# [WORK TO DO]
Collect each line from the entries below that contains the string "axis", where case counts.
--
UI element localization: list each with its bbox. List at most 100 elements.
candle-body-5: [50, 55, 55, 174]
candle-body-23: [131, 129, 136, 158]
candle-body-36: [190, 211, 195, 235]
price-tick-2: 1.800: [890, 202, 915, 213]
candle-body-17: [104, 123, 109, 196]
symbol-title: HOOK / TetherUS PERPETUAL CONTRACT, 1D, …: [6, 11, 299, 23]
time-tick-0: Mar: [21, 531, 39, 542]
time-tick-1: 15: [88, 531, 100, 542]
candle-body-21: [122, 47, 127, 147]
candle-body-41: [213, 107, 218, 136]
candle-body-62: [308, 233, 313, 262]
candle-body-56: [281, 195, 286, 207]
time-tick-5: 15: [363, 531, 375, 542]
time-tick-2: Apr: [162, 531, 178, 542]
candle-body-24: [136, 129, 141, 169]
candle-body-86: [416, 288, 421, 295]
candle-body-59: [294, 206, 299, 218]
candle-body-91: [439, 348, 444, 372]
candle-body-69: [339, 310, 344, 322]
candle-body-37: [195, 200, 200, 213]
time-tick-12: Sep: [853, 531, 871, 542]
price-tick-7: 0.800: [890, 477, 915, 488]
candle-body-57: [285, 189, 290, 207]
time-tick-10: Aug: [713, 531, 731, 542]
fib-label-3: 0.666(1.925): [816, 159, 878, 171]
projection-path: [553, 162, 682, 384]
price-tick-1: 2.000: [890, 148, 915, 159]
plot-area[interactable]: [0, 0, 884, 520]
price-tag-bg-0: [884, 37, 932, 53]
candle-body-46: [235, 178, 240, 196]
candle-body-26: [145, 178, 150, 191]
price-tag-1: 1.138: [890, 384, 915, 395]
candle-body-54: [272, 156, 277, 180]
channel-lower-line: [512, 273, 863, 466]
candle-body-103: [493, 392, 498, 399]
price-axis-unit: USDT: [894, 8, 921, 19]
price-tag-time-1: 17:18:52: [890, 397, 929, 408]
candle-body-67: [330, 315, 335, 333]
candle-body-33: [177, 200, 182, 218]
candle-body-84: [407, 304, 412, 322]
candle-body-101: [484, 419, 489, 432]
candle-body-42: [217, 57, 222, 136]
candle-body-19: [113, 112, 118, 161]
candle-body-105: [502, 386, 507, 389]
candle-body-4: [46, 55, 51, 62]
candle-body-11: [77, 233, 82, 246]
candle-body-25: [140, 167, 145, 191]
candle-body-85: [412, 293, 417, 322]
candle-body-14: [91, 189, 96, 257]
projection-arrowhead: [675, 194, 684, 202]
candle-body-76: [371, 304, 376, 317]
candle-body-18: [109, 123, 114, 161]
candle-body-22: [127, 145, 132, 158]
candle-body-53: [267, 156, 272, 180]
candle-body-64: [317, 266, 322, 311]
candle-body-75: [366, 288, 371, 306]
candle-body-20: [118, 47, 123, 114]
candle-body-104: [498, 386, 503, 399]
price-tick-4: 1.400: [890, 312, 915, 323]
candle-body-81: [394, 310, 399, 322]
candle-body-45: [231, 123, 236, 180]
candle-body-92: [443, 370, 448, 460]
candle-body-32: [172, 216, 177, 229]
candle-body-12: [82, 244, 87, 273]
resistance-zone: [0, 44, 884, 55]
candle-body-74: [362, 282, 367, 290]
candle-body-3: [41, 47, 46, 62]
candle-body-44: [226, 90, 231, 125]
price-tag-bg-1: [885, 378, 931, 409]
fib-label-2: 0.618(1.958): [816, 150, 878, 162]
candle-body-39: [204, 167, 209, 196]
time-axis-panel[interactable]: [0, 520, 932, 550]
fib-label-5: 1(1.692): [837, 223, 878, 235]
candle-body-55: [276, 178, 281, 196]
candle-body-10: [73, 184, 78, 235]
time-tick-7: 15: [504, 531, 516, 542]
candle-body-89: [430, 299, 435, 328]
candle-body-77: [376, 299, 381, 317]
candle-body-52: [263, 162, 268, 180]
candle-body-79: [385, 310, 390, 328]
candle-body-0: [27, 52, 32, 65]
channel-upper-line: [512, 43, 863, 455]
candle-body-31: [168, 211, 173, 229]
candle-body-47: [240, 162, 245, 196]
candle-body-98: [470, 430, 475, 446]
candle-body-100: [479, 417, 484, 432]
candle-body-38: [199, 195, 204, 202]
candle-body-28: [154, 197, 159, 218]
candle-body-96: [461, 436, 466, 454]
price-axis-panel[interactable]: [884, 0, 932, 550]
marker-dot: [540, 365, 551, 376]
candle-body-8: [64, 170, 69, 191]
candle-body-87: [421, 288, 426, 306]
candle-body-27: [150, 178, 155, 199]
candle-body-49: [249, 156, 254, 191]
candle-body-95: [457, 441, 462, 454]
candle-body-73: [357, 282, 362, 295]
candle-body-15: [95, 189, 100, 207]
--
# [ANSWER TO THE TASK]
price-axis-unit: USDT: [894, 8, 921, 19]
time-axis-panel[interactable]: [0, 520, 932, 550]
price-axis-panel[interactable]: [884, 0, 932, 550]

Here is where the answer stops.